▽
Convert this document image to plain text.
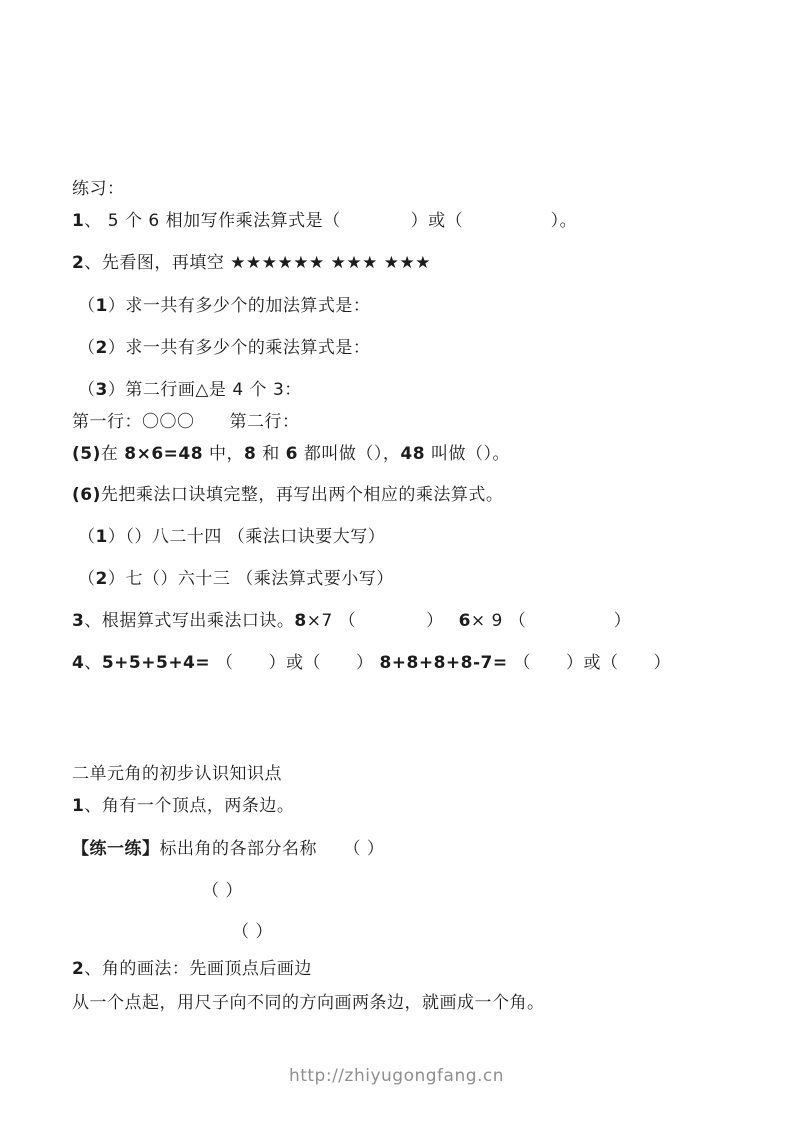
练习：
1、 5 个 6 相加写作乘法算式是（　　　　）或（　　　　　）。
2、先看图，再填空 ★★★★★★ ★★★ ★★★
（1）求一共有多少个的加法算式是：
（2）求一共有多少个的乘法算式是：
（3）第二行画△是 4 个 3：
第一行：〇〇〇　　第二行：
(5)在 8×6=48 中，8 和 6 都叫做（），48 叫做（）。
(6)先把乘法口诀填完整，再写出两个相应的乘法算式。
（1）（）八二十四 （乘法口诀要大写）
（2）七（）六十三 （乘法算式要小写）
3、根据算式写出乘法口诀。8×7 （　　　　）　 6× 9 （　　　　　）
4、5+5+5+4= （　　）或（　　） 8+8+8+8-7= （　　）或（　　）
二单元角的初步认识知识点
1、角有一个顶点，两条边。
【练一练】标出角的各部分名称　　（ ）
（ ）
（ ）
2、角的画法：先画顶点后画边
从一个点起，用尺子向不同的方向画两条边，就画成一个角。
http://zhiyugongfang.cn
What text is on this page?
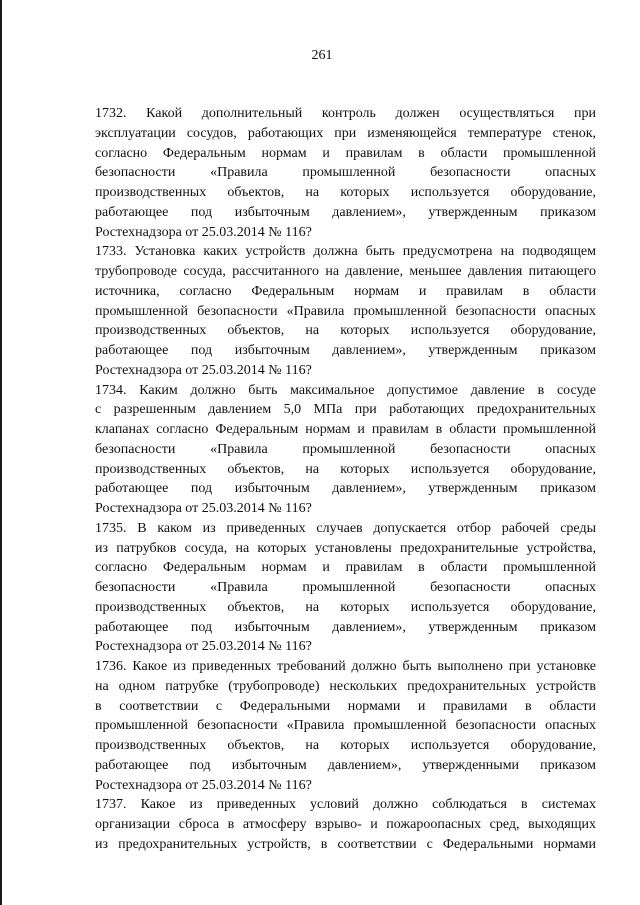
261

1732. Какой дополнительный контроль должен осуществляться при
эксплуатации сосудов, работающих при изменяющейся температуре стенок,
согласно Федеральным нормам и правилам в области промышленной
безопасности «Правила промышленной безопасности опасных
производственных объектов, на которых используется оборудование,
работающее под избыточным давлением», утвержденным приказом
Ростехнадзора от 25.03.2014 № 116?

1733. Установка каких устройств должна быть предусмотрена на подводящем
трубопроводе сосуда, рассчитанного на давление, меньшее давления питающего
источника, согласно Федеральным нормам и правилам в области
промышленной безопасности «Правила промышленной безопасности опасных
производственных объектов, на которых используется оборудование,
работающее под избыточным давлением», утвержденным приказом
Ростехнадзора от 25.03.2014 № 116?

1734. Каким должно быть максимальное допустимое давление в сосуде
с разрешенным давлением 5,0 МПа при работающих предохранительных
клапанах согласно Федеральным нормам и правилам в области промышленной
безопасности «Правила промышленной безопасности опасных
производственных объектов, на которых используется оборудование,
работающее под избыточным давлением», утвержденным приказом
Ростехнадзора от 25.03.2014 № 116?

1735. В каком из приведенных случаев допускается отбор рабочей среды
из патрубков сосуда, на которых установлены предохранительные устройства,
согласно Федеральным нормам и правилам в области промышленной
безопасности «Правила промышленной безопасности опасных
производственных объектов, на которых используется оборудование,
работающее под избыточным давлением», утвержденным приказом
Ростехнадзора от 25.03.2014 № 116?

1736. Какое из приведенных требований должно быть выполнено при установке
на одном патрубке (трубопроводе) нескольких предохранительных устройств
в соответствии с Федеральными нормами и правилами в области
промышленной безопасности «Правила промышленной безопасности опасных
производственных объектов, на которых используется оборудование,
работающее под избыточным давлением», утвержденными приказом
Ростехнадзора от 25.03.2014 № 116?

1737. Какое из приведенных условий должно соблюдаться в системах
организации сброса в атмосферу взрыво- и пожароопасных сред, выходящих
из предохранительных устройств, в соответствии с Федеральными нормами
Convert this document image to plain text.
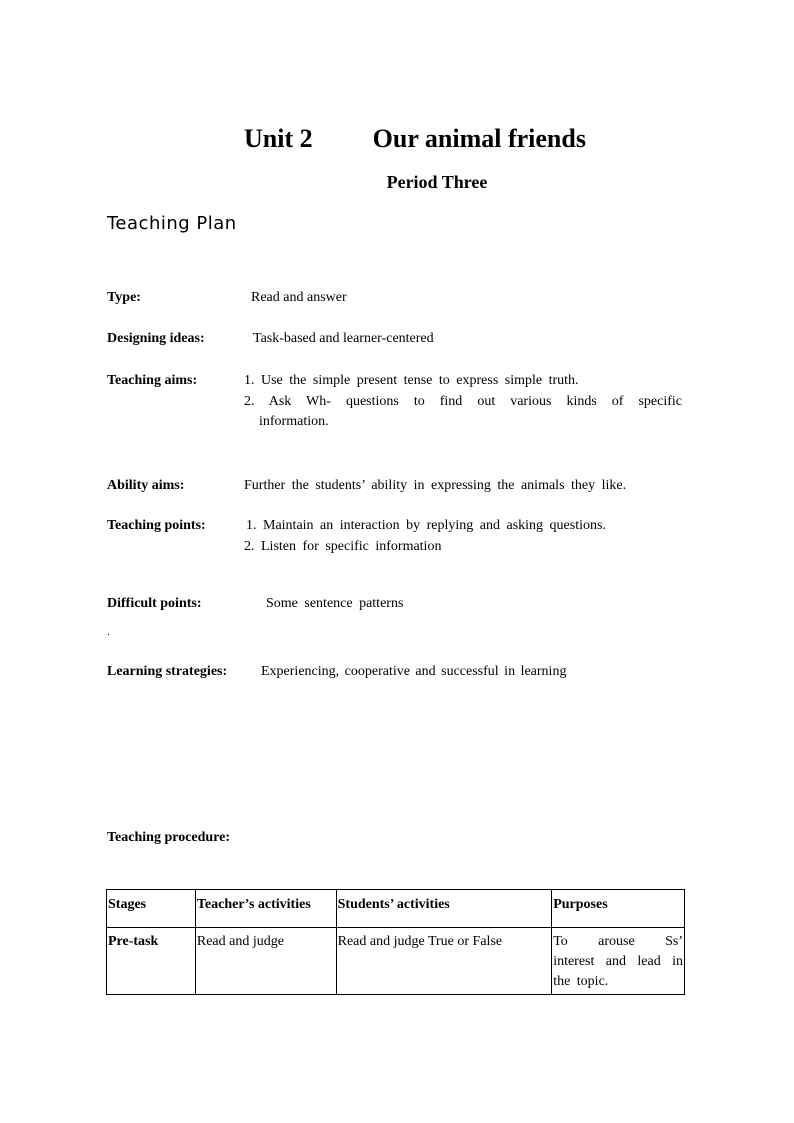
Unit 2 Our animal friends
Period Three
Teaching Plan
Type:	Read and answer
Designing ideas:	Task-based and learner-centered
Teaching aims:	1. Use the simple present tense to express simple truth.
2. Ask Wh- questions to find out various kinds of specific
information.
Ability aims:	Further the students’ ability in expressing the animals they like.
Teaching points:	1. Maintain an interaction by replying and asking questions.
2. Listen for specific information
Difficult points:	Some sentence patterns
.
Learning strategies: Experiencing, cooperative and successful in learning
Teaching procedure:
Stages	Teacher’s activities	Students’ activities	Purposes
Pre-task	Read and judge	Read and judge True or False	To arouse Ss’
interest and lead in
the topic.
△
### DIRECTIONS FOR THIS TASK
Check each line of the records for the word "questions", and show the lines that contain it.

### SOLUTION TO THE EXERCISE
2. Ask Wh- questions to find out various kinds of specific
Teaching points:	1. Maintain an interaction by replying and asking questions.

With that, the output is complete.